--- Supplied records ---
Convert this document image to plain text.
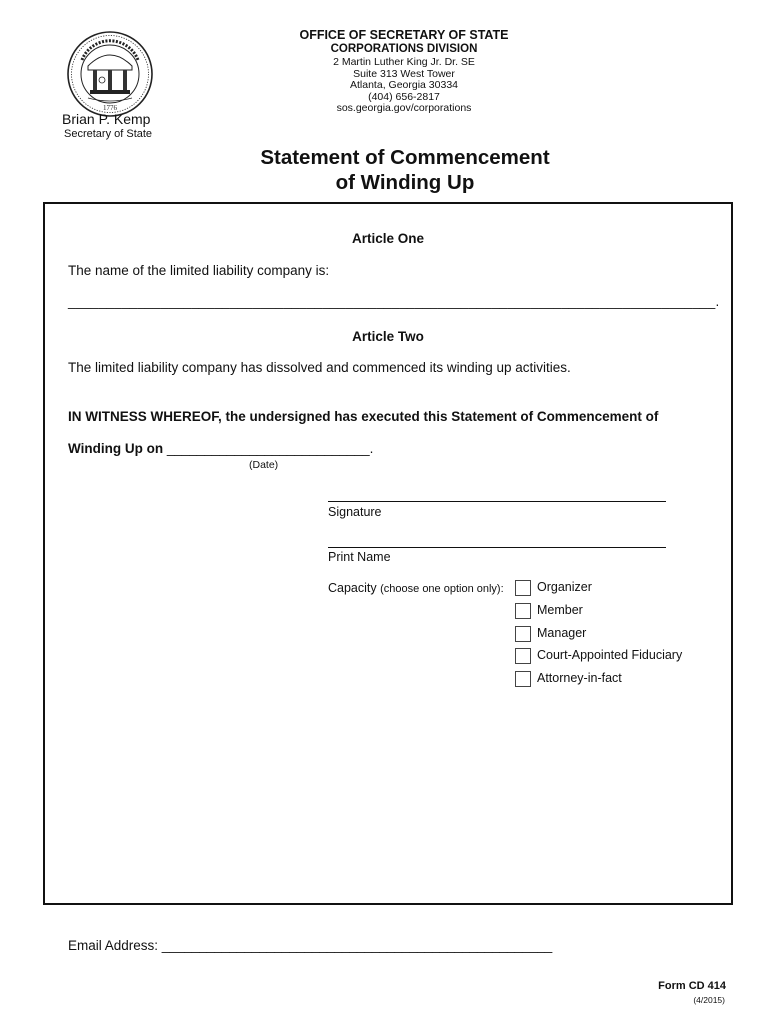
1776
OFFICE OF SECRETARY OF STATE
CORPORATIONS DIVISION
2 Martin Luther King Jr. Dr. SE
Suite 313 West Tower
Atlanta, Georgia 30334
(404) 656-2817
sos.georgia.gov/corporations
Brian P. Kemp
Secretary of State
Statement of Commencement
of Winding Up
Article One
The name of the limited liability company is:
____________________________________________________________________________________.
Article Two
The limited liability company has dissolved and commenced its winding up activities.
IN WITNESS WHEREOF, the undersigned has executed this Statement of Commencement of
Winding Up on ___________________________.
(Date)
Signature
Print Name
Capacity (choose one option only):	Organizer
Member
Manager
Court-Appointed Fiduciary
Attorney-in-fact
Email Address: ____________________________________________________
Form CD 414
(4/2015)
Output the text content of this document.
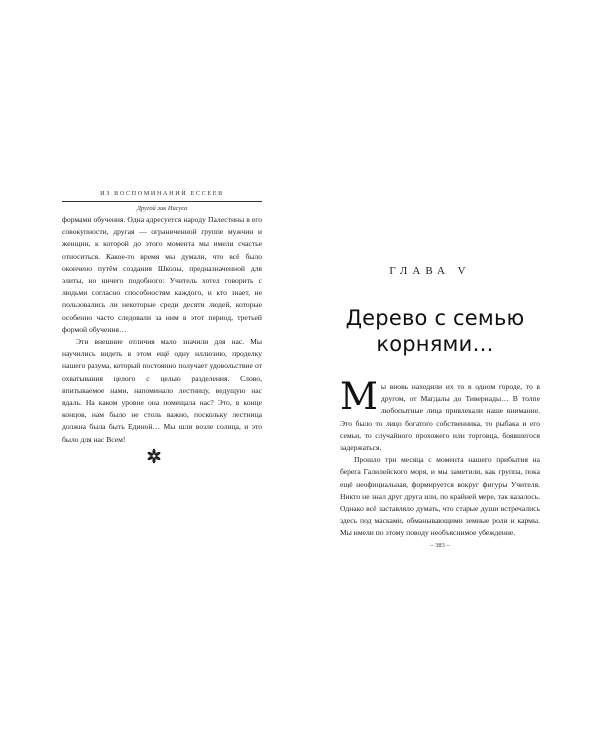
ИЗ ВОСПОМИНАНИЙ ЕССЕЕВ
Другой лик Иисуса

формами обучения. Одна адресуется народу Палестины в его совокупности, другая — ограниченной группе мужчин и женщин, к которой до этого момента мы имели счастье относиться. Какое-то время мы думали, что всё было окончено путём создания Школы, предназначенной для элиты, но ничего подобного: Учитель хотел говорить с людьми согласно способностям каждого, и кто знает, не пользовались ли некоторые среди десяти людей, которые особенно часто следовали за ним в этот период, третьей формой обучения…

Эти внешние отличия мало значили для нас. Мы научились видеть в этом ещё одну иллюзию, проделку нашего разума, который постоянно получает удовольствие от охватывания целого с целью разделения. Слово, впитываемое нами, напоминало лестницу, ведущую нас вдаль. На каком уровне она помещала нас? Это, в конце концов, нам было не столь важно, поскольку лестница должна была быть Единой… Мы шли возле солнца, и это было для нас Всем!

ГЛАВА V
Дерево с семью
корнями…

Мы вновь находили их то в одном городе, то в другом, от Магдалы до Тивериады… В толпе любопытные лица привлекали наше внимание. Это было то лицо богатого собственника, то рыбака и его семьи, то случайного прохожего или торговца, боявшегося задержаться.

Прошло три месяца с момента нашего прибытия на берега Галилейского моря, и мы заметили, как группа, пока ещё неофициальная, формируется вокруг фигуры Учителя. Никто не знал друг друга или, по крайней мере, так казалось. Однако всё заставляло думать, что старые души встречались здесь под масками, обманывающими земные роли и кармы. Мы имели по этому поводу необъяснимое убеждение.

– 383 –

--- What to work on ---
Leaving aside the images, write out the entries above word for word.

--- Correct response ---
Convert this document image to plain text.
1776
OFFICE OF SECRETARY OF STATE
CORPORATIONS DIVISION
2 Martin Luther King Jr. Dr. SE
Suite 313 West Tower
Atlanta, Georgia 30334
(404) 656-2817
sos.georgia.gov/corporations
Brian P. Kemp
Secretary of State
Statement of Commencement
of Winding Up
Article One
The name of the limited liability company is:
____________________________________________________________________________________.
Article Two
The limited liability company has dissolved and commenced its winding up activities.
IN WITNESS WHEREOF, the undersigned has executed this Statement of Commencement of
Winding Up on ___________________________.
(Date)
Signature
Print Name
Capacity (choose one option only):	Organizer
Member
Manager
Court-Appointed Fiduciary
Attorney-in-fact
Email Address: ____________________________________________________
Form CD 414
(4/2015)
Output the text content of this document.
ИЗ ВОСПОМИНАНИЙ ЕССЕЕВ
Другой лик Иисуса

формами обучения. Одна адресуется народу Палестины в его совокупности, другая — ограниченной группе мужчин и женщин, к которой до этого момента мы имели счастье относиться. Какое-то время мы думали, что всё было окончено путём создания Школы, предназначенной для элиты, но ничего подобного: Учитель хотел говорить с людьми согласно способностям каждого, и кто знает, не пользовались ли некоторые среди десяти людей, которые особенно часто следовали за ним в этот период, третьей формой обучения…

Эти внешние отличия мало значили для нас. Мы научились видеть в этом ещё одну иллюзию, проделку нашего разума, который постоянно получает удовольствие от охватывания целого с целью разделения. Слово, впитываемое нами, напоминало лестницу, ведущую нас вдаль. На каком уровне она помещала нас? Это, в конце концов, нам было не столь важно, поскольку лестница должна была быть Единой… Мы шли возле солнца, и это было для нас Всем!

ГЛАВА V
Дерево с семью
корнями…

Мы вновь находили их то в одном городе, то в другом, от Магдалы до Тивериады… В толпе любопытные лица привлекали наше внимание. Это было то лицо богатого собственника, то рыбака и его семьи, то случайного прохожего или торговца, боявшегося задержаться.

Прошло три месяца с момента нашего прибытия на берега Галилейского моря, и мы заметили, как группа, пока ещё неофициальная, формируется вокруг фигуры Учителя. Никто не знал друг друга или, по крайней мере, так казалось. Однако всё заставляло думать, что старые души встречались здесь под масками, обманывающими земные роли и кармы. Мы имели по этому поводу необъяснимое убеждение.

– 383 –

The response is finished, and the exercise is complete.